GIVEN TASK —
Reproduce verbatim every line from the beginning of the entries up to and including the line that contains "page-title-line2: température moyenne".

INPUT MATERIAL —
[Start]

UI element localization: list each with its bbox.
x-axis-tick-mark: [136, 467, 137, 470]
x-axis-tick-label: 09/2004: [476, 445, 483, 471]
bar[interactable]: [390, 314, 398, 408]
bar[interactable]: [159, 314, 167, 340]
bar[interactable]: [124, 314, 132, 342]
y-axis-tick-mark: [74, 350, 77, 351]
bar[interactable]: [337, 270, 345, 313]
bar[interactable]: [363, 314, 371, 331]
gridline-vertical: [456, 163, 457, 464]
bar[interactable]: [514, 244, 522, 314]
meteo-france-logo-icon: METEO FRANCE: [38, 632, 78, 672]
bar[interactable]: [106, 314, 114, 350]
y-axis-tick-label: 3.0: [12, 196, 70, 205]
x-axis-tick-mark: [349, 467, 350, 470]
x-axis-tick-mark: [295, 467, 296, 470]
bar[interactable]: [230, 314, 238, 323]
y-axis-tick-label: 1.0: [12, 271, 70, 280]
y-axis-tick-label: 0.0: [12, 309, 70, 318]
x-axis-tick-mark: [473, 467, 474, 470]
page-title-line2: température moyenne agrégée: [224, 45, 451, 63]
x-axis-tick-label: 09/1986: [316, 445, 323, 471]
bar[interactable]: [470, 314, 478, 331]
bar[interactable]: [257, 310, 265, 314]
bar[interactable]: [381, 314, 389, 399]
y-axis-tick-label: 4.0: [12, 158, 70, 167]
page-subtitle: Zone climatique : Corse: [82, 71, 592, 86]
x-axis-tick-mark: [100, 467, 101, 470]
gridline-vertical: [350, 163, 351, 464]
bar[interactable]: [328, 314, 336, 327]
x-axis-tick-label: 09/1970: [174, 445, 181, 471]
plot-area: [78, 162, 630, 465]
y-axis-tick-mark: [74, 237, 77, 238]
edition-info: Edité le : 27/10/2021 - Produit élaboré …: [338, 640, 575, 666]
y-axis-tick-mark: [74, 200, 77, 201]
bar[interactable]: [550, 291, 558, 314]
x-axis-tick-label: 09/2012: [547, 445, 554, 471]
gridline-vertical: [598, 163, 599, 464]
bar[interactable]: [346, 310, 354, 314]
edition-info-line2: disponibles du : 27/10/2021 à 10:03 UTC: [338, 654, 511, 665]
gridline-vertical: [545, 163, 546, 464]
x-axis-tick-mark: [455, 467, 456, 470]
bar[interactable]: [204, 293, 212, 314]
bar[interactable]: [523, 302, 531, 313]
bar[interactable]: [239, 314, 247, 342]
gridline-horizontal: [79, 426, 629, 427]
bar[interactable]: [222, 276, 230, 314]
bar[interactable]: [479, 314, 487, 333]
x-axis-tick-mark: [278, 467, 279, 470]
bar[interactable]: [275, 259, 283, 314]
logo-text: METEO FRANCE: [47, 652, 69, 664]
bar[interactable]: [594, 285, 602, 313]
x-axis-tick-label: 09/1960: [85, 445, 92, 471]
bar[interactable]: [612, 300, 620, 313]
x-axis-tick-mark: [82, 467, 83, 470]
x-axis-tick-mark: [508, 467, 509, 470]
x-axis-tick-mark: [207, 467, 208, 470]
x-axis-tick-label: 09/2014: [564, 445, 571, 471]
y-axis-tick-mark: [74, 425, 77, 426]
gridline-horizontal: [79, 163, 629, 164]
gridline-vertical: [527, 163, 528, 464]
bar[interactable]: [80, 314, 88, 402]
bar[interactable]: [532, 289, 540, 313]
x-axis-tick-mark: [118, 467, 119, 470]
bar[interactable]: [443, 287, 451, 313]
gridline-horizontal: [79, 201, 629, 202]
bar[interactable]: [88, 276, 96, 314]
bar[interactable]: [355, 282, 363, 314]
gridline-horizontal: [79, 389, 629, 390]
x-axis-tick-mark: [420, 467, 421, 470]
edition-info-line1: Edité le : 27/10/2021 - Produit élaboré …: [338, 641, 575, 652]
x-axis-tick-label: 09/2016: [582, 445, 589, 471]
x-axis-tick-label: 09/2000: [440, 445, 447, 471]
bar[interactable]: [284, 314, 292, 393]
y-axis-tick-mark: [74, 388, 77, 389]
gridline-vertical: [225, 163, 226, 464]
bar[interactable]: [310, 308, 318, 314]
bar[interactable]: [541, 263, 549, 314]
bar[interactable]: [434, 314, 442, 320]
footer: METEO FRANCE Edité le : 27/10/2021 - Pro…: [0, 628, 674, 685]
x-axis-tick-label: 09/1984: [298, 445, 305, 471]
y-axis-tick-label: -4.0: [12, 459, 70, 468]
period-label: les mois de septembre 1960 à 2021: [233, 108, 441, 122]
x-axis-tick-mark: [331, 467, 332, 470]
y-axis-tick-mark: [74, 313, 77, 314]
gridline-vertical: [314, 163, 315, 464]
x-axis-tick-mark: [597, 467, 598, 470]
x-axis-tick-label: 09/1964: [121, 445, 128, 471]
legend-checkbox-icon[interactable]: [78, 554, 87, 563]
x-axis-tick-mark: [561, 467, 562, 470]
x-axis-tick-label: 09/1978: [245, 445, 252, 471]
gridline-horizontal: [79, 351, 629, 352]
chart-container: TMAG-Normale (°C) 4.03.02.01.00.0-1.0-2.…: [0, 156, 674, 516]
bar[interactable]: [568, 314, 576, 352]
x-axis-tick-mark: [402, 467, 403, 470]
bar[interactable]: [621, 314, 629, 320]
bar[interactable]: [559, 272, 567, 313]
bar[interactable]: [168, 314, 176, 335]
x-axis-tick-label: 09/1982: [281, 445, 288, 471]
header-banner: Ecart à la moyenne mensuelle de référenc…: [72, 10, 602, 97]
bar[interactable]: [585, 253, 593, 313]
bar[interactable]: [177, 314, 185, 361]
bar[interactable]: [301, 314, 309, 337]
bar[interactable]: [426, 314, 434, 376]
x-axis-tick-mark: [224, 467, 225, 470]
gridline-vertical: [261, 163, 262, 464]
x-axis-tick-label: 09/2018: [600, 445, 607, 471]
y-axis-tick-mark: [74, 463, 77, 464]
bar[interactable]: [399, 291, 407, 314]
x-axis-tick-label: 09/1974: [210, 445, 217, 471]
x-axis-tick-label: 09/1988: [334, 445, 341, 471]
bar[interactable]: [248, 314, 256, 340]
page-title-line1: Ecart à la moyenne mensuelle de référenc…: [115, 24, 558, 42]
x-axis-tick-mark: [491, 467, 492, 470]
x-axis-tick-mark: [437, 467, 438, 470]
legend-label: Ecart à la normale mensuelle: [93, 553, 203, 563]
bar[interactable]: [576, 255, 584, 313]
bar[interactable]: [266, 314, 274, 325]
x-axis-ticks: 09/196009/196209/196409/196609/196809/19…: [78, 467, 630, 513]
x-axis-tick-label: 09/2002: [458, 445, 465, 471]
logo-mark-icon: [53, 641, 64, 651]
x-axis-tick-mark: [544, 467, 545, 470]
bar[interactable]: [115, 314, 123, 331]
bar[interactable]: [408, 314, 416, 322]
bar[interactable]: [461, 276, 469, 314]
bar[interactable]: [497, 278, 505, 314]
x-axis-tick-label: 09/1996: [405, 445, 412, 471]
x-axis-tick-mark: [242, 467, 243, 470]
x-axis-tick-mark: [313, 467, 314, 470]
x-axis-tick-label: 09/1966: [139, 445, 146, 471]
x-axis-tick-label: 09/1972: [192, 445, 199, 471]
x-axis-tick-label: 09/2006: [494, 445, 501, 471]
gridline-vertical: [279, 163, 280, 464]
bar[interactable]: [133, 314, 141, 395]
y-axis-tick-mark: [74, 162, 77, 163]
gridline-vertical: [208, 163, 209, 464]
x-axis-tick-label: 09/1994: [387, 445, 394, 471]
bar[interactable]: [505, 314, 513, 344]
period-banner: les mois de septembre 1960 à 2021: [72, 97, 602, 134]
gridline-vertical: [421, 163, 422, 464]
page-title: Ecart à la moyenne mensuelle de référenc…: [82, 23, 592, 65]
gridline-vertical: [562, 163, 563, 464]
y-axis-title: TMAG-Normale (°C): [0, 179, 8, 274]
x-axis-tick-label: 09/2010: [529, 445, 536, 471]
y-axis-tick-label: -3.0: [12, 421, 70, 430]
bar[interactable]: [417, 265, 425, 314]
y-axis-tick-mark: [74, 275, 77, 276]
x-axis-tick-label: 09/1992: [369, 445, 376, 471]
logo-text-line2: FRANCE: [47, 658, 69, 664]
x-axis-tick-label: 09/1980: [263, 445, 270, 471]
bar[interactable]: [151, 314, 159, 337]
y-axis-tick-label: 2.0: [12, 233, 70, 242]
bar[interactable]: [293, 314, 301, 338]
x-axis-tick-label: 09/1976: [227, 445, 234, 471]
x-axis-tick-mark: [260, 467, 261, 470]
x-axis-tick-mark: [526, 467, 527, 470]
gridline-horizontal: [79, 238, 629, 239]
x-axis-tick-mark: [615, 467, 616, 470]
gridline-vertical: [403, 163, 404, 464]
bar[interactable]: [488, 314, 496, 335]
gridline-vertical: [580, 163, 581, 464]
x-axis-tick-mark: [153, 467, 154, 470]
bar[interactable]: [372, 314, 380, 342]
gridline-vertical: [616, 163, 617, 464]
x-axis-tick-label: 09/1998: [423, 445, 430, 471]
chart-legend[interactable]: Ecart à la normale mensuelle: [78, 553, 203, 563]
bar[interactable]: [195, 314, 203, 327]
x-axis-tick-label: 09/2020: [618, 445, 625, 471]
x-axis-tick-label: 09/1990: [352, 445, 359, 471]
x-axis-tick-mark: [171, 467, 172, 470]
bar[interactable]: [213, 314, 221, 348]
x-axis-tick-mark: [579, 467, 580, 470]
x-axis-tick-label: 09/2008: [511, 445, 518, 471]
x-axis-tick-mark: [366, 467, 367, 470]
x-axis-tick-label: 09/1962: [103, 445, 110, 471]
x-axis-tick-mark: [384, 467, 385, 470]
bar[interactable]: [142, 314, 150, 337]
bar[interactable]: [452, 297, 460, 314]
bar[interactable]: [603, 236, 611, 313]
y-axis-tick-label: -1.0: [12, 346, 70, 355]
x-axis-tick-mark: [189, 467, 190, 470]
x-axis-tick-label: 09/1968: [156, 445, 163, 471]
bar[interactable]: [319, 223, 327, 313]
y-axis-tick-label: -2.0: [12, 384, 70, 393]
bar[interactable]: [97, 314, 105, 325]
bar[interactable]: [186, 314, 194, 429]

[End]

RESULT OF THE EXERCISE —
UI element localization: list each with its bbox.
x-axis-tick-mark: [136, 467, 137, 470]
x-axis-tick-label: 09/2004: [476, 445, 483, 471]
bar[interactable]: [390, 314, 398, 408]
bar[interactable]: [159, 314, 167, 340]
bar[interactable]: [124, 314, 132, 342]
y-axis-tick-mark: [74, 350, 77, 351]
bar[interactable]: [337, 270, 345, 313]
bar[interactable]: [363, 314, 371, 331]
gridline-vertical: [456, 163, 457, 464]
bar[interactable]: [514, 244, 522, 314]
meteo-france-logo-icon: METEO FRANCE: [38, 632, 78, 672]
bar[interactable]: [106, 314, 114, 350]
y-axis-tick-label: 3.0: [12, 196, 70, 205]
x-axis-tick-mark: [349, 467, 350, 470]
x-axis-tick-mark: [295, 467, 296, 470]
bar[interactable]: [230, 314, 238, 323]
y-axis-tick-label: 1.0: [12, 271, 70, 280]
y-axis-tick-label: 0.0: [12, 309, 70, 318]
x-axis-tick-mark: [473, 467, 474, 470]
page-title-line2: température moyenne agrégée: [224, 45, 451, 63]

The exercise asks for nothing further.